**WHAT TO WORK ON**
State the number of lines in the material below that hold "plate", and add nothing to it.
==== DATASET CONTENT
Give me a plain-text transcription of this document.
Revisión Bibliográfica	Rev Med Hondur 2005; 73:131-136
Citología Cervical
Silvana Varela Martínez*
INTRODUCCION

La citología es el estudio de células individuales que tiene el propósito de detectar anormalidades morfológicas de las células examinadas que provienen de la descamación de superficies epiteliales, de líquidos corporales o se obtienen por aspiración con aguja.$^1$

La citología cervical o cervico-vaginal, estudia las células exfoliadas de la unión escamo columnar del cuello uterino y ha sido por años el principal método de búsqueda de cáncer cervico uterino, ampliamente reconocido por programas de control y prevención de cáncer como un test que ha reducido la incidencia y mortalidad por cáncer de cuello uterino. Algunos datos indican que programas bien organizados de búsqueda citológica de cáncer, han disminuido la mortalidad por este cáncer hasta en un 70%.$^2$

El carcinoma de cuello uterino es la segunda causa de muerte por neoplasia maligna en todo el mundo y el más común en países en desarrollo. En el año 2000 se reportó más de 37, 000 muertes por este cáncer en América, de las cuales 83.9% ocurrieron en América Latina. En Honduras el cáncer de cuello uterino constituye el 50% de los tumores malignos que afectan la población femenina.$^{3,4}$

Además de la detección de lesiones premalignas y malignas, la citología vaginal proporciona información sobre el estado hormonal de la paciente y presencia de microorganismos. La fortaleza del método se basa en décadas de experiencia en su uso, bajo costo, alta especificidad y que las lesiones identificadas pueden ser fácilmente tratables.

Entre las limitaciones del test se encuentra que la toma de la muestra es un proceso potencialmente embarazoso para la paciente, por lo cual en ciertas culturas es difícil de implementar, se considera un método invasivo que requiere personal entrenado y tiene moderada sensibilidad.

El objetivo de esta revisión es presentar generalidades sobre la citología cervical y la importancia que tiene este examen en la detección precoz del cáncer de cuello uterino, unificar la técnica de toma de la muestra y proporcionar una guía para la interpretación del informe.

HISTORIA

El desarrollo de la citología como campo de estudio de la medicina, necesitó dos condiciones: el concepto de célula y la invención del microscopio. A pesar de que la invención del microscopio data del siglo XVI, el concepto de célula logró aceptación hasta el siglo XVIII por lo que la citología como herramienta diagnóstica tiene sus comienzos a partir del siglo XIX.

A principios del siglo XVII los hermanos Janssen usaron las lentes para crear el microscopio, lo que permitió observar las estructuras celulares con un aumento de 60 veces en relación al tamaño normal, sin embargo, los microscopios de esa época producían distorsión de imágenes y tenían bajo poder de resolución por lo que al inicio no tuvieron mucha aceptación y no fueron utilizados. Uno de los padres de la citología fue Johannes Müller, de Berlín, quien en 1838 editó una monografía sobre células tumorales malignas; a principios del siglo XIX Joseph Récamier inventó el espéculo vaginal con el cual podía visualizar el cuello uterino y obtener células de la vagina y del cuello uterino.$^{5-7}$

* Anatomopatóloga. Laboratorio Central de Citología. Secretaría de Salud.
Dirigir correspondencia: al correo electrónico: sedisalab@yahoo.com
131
========
==== DATASET CONTENT
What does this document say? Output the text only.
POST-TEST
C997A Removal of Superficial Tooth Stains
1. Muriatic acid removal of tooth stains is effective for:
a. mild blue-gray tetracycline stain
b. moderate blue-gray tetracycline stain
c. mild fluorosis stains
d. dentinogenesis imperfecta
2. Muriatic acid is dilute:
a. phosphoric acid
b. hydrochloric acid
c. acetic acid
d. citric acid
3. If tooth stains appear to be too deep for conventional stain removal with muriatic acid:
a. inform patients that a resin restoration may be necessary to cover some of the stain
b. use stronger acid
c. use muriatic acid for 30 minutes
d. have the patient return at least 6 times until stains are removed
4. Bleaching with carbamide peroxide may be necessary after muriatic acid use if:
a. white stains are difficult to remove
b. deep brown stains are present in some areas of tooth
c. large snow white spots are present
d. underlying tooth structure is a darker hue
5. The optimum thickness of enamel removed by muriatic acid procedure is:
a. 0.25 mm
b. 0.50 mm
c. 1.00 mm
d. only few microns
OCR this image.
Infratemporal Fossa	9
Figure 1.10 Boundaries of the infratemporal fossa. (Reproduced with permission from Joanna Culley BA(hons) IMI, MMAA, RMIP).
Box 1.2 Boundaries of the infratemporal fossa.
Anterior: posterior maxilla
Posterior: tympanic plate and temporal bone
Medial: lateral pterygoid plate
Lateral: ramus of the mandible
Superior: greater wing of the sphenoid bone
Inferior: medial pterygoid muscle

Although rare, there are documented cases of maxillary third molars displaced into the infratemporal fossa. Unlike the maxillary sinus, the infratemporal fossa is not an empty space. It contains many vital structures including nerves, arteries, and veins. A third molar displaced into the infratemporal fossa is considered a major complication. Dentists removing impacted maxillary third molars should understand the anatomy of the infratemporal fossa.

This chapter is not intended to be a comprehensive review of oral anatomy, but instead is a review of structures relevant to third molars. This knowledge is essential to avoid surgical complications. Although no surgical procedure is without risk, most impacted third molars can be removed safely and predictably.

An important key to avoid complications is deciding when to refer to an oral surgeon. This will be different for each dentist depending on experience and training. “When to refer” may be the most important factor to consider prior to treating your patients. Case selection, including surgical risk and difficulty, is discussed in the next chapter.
========
**RESPONSE TO THE TASK**
2